------ Extract ------
Finance News

Exclusive Interview with Daniel Litvin, the CEO of Lalea & Black, A Public Accounting Firm.

Daniel Litvin is a California CPA with an MBA from the University of Southern California. During Business School, he “tested a concept of a fundamentally different approach to servicing entrepreneurs and business owners atypical to how public accounting firms worked with their clients”. Daniel is now the CEO of Lalea & Black (L&B) public accounting firm and will be sharing with us in this interview, the opportunities from L&B. 

What is Lalea & Black and what is the story behind the business?

Lalea & Black is named after my Grandparents.  Our family emigrated from Hungary in 1985 and I wanted a lasting memory of the sacrifices they made to bring us to the United States.  It started as a concept I developed in business school during the entrepreneurial case studies I worked on. I had the intention of working in a very specific section of finance and if I didn’t get the exact post-grad job I wanted, I decided I was going into business for myself.  I had enough savings to pay for rent, food and other basic needs and gave myself 12 months to see if my concept could take a foothold. 

What do you do exactly at Lalea & Black and what makes you unique?

L&B is public accounting firm that behaves as an extension of our clients’ businesses.  Using modern tools, our process and the interactive workflows we implement, we are able to perform and manage the day-to-day accounting back office tasks that a traditional internal accounting department would perform.  We then couple that with managing local/county/federal tax compliance, income tax planning and preparation, creating a seamless process that would typically require multiple professional services providers. This allows to not only head-off potential issues from developing into big problems, but also allows to have multiple points of contact with our clients monthly and sometimes weekly as opposed to speaking with them a few times per year.  We build a trusting relationship with the goal of creating a seamless accounting and tax management process that ultimately allows the client to focus more of their limited time on core business matters. 

What problems does Lalea & Black solve and how do you solve these problems?

The primary problem we solve is what we call “time recovery” with efficient financial outlays.  Most business owners lose tremendous amounts of time to the lack of an efficient reporting system.  Even the at the most basic level, post-fact bookkeeping is required in order to have accurate tax planning and compliance with certain local/state/federal requirements.  A perfect example is something as simple as 1099 reporting. Without accurate accounting, 1099 compliance cannot be properly managed. Not filing a 1099 has grave penalties beyond the one-time fee.  Backup withholding are also assess meaning that the business could be responsible for the taxes the recipient owes regardless if the recipient paid the tax or not. We identify the cyclical items any business will need to deal with annually and automate as much of the process as possible.  The owners therefore “recover” their time from being wasted in revenue neutral or revenue negative elements of their business and focus them on revenue positive competencies. 

Please tell us more about your accounting system, how does it work?
------
▶ **Required task 1**
Using the interview with Daniel Litvin, decide whether each statement agrees with it: (a) Litvin's family emigrated from Hungary in 1985; (b) Litvin gave himself 24 months to see whether his concept could take a foothold; (c) the firm is named after Litvin's parents. Answer yes or no for each, quoting the deciding words.
▶ **Required task 2**
From the interview with Daniel Litvin, reproduce the stretch from "Exclusive Interview with" through "opportunities from L&B." word for word.
▶ **Required task 3**
Go on with the interview with Daniel Litvin from where it stops.
The records play no part in this work.
------ Supplied data ------
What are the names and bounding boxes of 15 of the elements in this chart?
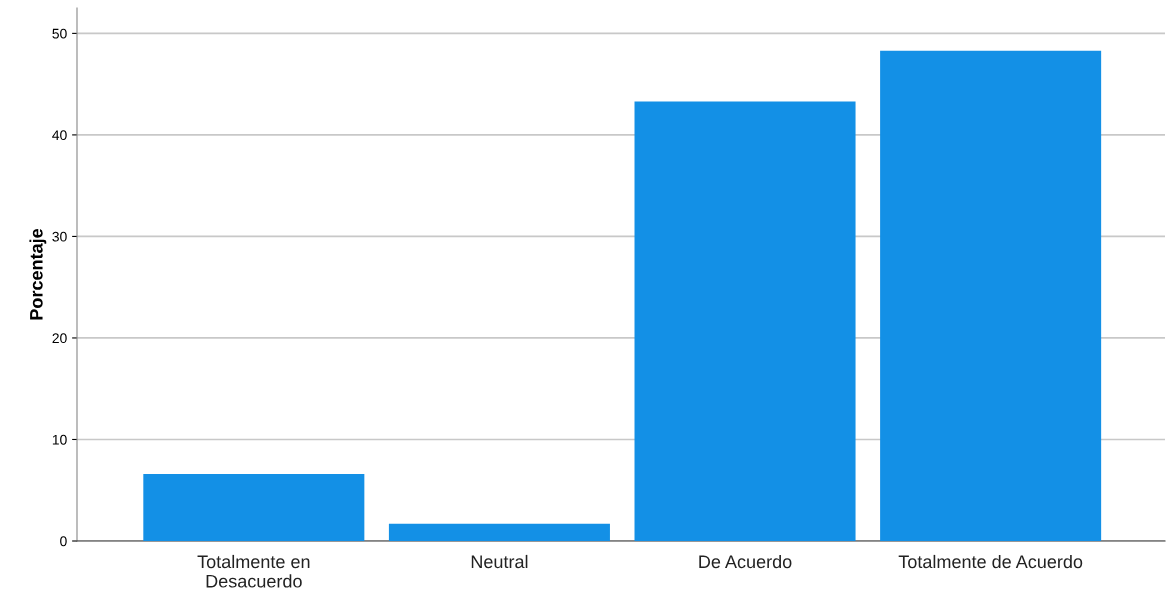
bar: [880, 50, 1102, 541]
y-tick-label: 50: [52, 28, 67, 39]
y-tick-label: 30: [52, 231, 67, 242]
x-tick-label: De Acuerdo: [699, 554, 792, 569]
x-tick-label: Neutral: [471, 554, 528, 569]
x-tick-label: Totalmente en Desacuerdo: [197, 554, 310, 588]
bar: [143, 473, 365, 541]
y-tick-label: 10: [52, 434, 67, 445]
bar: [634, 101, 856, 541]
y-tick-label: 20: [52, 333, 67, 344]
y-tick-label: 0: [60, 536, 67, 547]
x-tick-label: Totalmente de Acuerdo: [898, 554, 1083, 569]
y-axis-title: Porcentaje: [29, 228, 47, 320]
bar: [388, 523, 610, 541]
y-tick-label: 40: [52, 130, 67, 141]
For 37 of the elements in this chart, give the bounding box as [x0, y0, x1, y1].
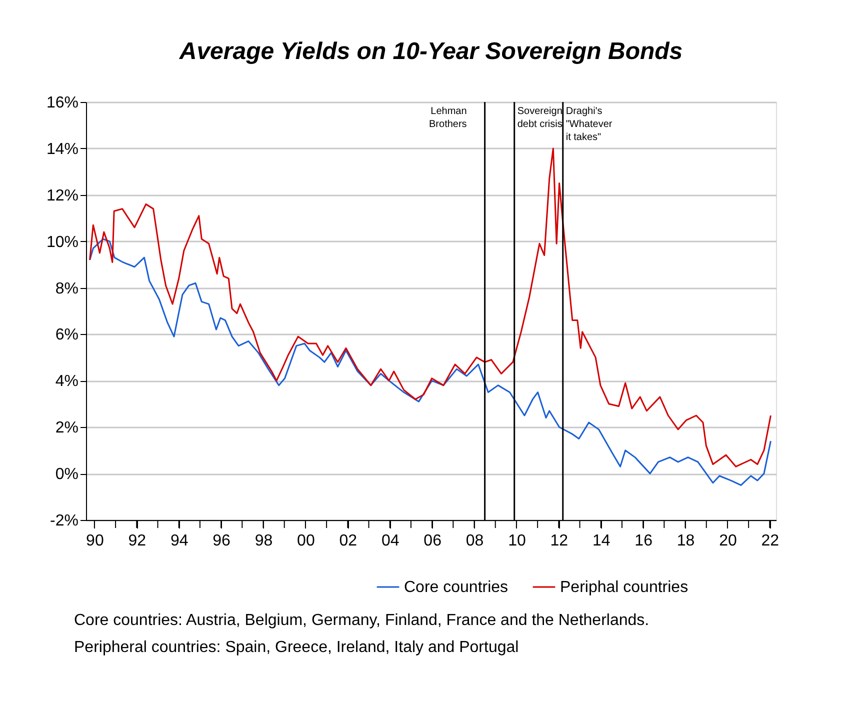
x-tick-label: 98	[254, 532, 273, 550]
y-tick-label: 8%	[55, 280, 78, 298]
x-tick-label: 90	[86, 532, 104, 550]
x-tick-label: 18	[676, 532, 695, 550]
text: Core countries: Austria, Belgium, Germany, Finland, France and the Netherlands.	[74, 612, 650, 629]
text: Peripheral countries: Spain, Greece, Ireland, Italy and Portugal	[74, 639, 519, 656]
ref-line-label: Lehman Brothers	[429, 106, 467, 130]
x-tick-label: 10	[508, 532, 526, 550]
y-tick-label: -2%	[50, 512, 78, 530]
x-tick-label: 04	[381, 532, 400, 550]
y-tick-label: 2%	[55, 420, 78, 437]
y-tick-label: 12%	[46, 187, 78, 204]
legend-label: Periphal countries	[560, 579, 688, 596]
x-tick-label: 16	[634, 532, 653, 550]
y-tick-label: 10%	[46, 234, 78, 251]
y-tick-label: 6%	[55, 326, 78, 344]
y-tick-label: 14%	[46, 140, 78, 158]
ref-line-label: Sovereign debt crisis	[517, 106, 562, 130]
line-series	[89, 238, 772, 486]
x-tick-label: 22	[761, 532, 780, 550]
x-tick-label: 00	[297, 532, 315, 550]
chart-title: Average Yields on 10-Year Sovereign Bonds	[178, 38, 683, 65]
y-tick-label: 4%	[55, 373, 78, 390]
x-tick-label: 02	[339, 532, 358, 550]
------
▶ **Task result 1**
(a) Yes: "Our family emigrated from Hungary in 1985"
(b) No: "gave myself 12 months to see if my concept could take a foothold"
(c) No: "Lalea & Black is named after my Grandparents."

▶ **Task result 2**
Exclusive Interview with Daniel Litvin, the CEO of Lalea & Black, A Public Accounting Firm.

Daniel Litvin is a California CPA with an MBA from the University of Southern California. During Business School, he “tested a concept of a fundamentally different approach to servicing entrepreneurs and business owners atypical to how public accounting firms worked with their clients”. Daniel is now the CEO of Lalea & Black (L&B) public accounting firm and will be sharing with us in this interview, the opportunities from L&B.

▶ **Task result 3**
Based on our experience, we focus on off the shelf cloud systems and integrate them with other tools that provide efficiency, transparency, and near real-time accounting.  Less what we do is about proprietary software and more about process, integration and workflow. For example, we have the ability to integrate complete payable systems that allow business owners to never cut a check, see every dollar spent in real time and have complete approval power over payment processing from their cell phone.  This allows them to process anything, anytime and from just about anywhere including vacation. We try to be as paperless as possible not only making things easily accessible, but greener as positive side effect.

Who are your major customers at Lalea & Black and can you share any success stories with us?

Our customers vary drastically.  They range from entrepreneurs such fashion designers, songwriter/performers, attorney groups and physicians to medium-sized production companies, visual effects designers, retail stores and manufacturers/distributors.

One of our larger clients had decided to sell on Amazon with Amazon doing fulfillment on their behalf. What they didn’t realize, given their e-commerce sales reach nearly all 50 states and potentially beyond the US, was the massive state-by-state sales/income tax exposure they now inherited as Amazon instantly gave them Nexus in every state in which Amazon had a Warehouse.  Had we not been working on their systems in real time, their tax prep team may not have been aware of this until several months had passed creating a compliance clean-up nightmare. We almost immediately implemented systems that extracted their sales tax data from their e-commerce platform and remitted filings and payments automatically to each state. Given exposure to 20+ States, the penalties for not filing and paying the related sales taxes timely potentially over a 7-month period would have aggregated to more than what we charge annually.    

Lalea & Black is a specialist in business management & financial planning, what advice do you have for startup founders in 2019?

From personally observing potentially successful companies completely derail their opportunities, startups need to be very clear on what their obligations are to their local, state and federal agencies.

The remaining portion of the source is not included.